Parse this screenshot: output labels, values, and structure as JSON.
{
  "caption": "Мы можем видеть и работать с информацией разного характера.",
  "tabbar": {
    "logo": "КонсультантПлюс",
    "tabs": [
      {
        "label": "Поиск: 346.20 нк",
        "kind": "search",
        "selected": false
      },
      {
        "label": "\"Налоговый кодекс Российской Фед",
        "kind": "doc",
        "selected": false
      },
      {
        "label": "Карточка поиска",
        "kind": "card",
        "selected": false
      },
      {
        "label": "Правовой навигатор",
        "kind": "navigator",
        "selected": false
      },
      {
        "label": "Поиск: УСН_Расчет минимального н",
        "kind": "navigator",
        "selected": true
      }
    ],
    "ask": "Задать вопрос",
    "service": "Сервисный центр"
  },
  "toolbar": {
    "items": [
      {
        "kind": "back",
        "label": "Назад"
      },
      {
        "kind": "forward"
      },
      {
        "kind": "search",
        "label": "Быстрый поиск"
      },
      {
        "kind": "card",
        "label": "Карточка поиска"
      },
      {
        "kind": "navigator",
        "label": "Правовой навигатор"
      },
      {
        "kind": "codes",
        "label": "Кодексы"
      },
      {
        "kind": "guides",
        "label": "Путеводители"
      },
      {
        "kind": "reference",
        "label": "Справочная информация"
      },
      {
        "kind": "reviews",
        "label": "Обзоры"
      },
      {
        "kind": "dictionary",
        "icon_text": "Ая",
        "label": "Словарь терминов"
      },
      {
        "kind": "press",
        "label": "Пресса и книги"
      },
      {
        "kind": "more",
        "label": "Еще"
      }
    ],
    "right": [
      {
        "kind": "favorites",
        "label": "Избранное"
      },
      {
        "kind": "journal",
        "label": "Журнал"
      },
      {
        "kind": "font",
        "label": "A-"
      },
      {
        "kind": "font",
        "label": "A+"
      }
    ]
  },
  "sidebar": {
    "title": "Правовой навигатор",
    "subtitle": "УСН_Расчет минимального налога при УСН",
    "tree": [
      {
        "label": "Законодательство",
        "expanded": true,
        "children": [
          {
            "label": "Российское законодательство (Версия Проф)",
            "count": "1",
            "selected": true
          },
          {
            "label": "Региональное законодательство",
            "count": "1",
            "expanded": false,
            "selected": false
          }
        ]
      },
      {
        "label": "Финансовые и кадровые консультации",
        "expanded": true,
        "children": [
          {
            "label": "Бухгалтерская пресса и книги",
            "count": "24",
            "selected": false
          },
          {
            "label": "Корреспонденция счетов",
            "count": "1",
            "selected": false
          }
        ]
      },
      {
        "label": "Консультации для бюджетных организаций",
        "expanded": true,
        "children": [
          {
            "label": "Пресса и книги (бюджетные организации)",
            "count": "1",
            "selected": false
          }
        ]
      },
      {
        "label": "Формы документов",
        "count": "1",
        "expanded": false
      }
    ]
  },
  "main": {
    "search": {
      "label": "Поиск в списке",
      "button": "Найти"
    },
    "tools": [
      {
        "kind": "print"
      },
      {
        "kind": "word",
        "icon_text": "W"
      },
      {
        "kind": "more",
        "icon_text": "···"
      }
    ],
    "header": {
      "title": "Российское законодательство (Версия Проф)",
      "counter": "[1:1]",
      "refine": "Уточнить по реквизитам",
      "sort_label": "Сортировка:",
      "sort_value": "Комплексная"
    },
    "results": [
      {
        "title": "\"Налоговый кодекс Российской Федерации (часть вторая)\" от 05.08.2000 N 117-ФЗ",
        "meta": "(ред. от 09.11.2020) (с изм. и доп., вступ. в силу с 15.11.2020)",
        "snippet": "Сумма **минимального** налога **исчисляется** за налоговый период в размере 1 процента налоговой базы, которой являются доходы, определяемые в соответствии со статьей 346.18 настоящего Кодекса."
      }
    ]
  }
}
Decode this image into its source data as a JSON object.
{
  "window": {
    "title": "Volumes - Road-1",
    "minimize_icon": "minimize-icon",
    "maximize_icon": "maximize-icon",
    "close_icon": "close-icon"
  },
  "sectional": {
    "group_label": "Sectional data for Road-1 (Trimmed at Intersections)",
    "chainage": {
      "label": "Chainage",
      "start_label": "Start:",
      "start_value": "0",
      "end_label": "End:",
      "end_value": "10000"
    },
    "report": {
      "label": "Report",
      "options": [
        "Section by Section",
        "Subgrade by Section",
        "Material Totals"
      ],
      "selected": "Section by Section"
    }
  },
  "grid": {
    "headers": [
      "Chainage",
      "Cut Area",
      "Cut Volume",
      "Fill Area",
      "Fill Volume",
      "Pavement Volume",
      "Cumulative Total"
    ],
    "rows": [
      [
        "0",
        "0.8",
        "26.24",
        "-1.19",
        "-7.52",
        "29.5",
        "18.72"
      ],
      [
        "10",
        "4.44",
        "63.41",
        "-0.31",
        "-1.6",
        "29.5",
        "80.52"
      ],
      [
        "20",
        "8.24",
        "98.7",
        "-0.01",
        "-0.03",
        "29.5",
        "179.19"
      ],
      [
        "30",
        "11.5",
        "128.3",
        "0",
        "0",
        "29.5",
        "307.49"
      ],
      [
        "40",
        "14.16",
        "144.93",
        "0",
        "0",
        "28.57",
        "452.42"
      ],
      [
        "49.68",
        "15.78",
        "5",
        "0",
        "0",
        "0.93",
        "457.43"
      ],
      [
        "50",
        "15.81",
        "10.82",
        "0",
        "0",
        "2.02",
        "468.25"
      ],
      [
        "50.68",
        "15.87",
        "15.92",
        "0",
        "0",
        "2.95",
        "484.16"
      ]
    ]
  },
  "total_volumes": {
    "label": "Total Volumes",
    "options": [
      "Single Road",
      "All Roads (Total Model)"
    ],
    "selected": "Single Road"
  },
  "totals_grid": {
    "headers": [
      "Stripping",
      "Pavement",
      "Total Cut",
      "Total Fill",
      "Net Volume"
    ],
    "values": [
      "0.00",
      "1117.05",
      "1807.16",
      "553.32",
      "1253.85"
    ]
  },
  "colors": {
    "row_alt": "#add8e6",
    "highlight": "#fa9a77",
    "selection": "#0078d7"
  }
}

= = = =

Copy out every line of the data above, exactly as given.

Written solution:
Parse this screenshot: output labels, values, and structure as JSON.
{
  "caption": "Мы можем видеть и работать с информацией разного характера.",
  "tabbar": {
    "logo": "КонсультантПлюс",
    "tabs": [
      {
        "label": "Поиск: 346.20 нк",
        "kind": "search",
        "selected": false
      },
      {
        "label": "\"Налоговый кодекс Российской Фед",
        "kind": "doc",
        "selected": false
      },
      {
        "label": "Карточка поиска",
        "kind": "card",
        "selected": false
      },
      {
        "label": "Правовой навигатор",
        "kind": "navigator",
        "selected": false
      },
      {
        "label": "Поиск: УСН_Расчет минимального н",
        "kind": "navigator",
        "selected": true
      }
    ],
    "ask": "Задать вопрос",
    "service": "Сервисный центр"
  },
  "toolbar": {
    "items": [
      {
        "kind": "back",
        "label": "Назад"
      },
      {
        "kind": "forward"
      },
      {
        "kind": "search",
        "label": "Быстрый поиск"
      },
      {
        "kind": "card",
        "label": "Карточка поиска"
      },
      {
        "kind": "navigator",
        "label": "Правовой навигатор"
      },
      {
        "kind": "codes",
        "label": "Кодексы"
      },
      {
        "kind": "guides",
        "label": "Путеводители"
      },
      {
        "kind": "reference",
        "label": "Справочная информация"
      },
      {
        "kind": "reviews",
        "label": "Обзоры"
      },
      {
        "kind": "dictionary",
        "icon_text": "Ая",
        "label": "Словарь терминов"
      },
      {
        "kind": "press",
        "label": "Пресса и книги"
      },
      {
        "kind": "more",
        "label": "Еще"
      }
    ],
    "right": [
      {
        "kind": "favorites",
        "label": "Избранное"
      },
      {
        "kind": "journal",
        "label": "Журнал"
      },
      {
        "kind": "font",
        "label": "A-"
      },
      {
        "kind": "font",
        "label": "A+"
      }
    ]
  },
  "sidebar": {
    "title": "Правовой навигатор",
    "subtitle": "УСН_Расчет минимального налога при УСН",
    "tree": [
      {
        "label": "Законодательство",
        "expanded": true,
        "children": [
          {
            "label": "Российское законодательство (Версия Проф)",
            "count": "1",
            "selected": true
          },
          {
            "label": "Региональное законодательство",
            "count": "1",
            "expanded": false,
            "selected": false
          }
        ]
      },
      {
        "label": "Финансовые и кадровые консультации",
        "expanded": true,
        "children": [
          {
            "label": "Бухгалтерская пресса и книги",
            "count": "24",
            "selected": false
          },
          {
            "label": "Корреспонденция счетов",
            "count": "1",
            "selected": false
          }
        ]
      },
      {
        "label": "Консультации для бюджетных организаций",
        "expanded": true,
        "children": [
          {
            "label": "Пресса и книги (бюджетные организации)",
            "count": "1",
            "selected": false
          }
        ]
      },
      {
        "label": "Формы документов",
        "count": "1",
        "expanded": false
      }
    ]
  },
  "main": {
    "search": {
      "label": "Поиск в списке",
      "button": "Найти"
    },
    "tools": [
      {
        "kind": "print"
      },
      {
        "kind": "word",
        "icon_text": "W"
      },
      {
        "kind": "more",
        "icon_text": "···"
      }
    ],
    "header": {
      "title": "Российское законодательство (Версия Проф)",
      "counter": "[1:1]",
      "refine": "Уточнить по реквизитам",
      "sort_label": "Сортировка:",
      "sort_value": "Комплексная"
    },
    "results": [
      {
        "title": "\"Налоговый кодекс Российской Федерации (часть вторая)\" от 05.08.2000 N 117-ФЗ",
        "meta": "(ред. от 09.11.2020) (с изм. и доп., вступ. в силу с 15.11.2020)",
        "snippet": "Сумма **минимального** налога **исчисляется** за налоговый период в размере 1 процента налоговой базы, которой являются доходы, определяемые в соответствии со статьей 346.18 настоящего Кодекса."
      }
    ]
  }
}
Decode this image into its source data as a JSON object.
{
  "window": {
    "title": "Volumes - Road-1",
    "minimize_icon": "minimize-icon",
    "maximize_icon": "maximize-icon",
    "close_icon": "close-icon"
  },
  "sectional": {
    "group_label": "Sectional data for Road-1 (Trimmed at Intersections)",
    "chainage": {
      "label": "Chainage",
      "start_label": "Start:",
      "start_value": "0",
      "end_label": "End:",
      "end_value": "10000"
    },
    "report": {
      "label": "Report",
      "options": [
        "Section by Section",
        "Subgrade by Section",
        "Material Totals"
      ],
      "selected": "Section by Section"
    }
  },
  "grid": {
    "headers": [
      "Chainage",
      "Cut Area",
      "Cut Volume",
      "Fill Area",
      "Fill Volume",
      "Pavement Volume",
      "Cumulative Total"
    ],
    "rows": [
      [
        "0",
        "0.8",
        "26.24",
        "-1.19",
        "-7.52",
        "29.5",
        "18.72"
      ],
      [
        "10",
        "4.44",
        "63.41",
        "-0.31",
        "-1.6",
        "29.5",
        "80.52"
      ],
      [
        "20",
        "8.24",
        "98.7",
        "-0.01",
        "-0.03",
        "29.5",
        "179.19"
      ],
      [
        "30",
        "11.5",
        "128.3",
        "0",
        "0",
        "29.5",
        "307.49"
      ],
      [
        "40",
        "14.16",
        "144.93",
        "0",
        "0",
        "28.57",
        "452.42"
      ],
      [
        "49.68",
        "15.78",
        "5",
        "0",
        "0",
        "0.93",
        "457.43"
      ],
      [
        "50",
        "15.81",
        "10.82",
        "0",
        "0",
        "2.02",
        "468.25"
      ],
      [
        "50.68",
        "15.87",
        "15.92",
        "0",
        "0",
        "2.95",
        "484.16"
      ]
    ]
  },
  "total_volumes": {
    "label": "Total Volumes",
    "options": [
      "Single Road",
      "All Roads (Total Model)"
    ],
    "selected": "Single Road"
  },
  "totals_grid": {
    "headers": [
      "Stripping",
      "Pavement",
      "Total Cut",
      "Total Fill",
      "Net Volume"
    ],
    "values": [
      "0.00",
      "1117.05",
      "1807.16",
      "553.32",
      "1253.85"
    ]
  },
  "colors": {
    "row_alt": "#add8e6",
    "highlight": "#fa9a77",
    "selection": "#0078d7"
  }
}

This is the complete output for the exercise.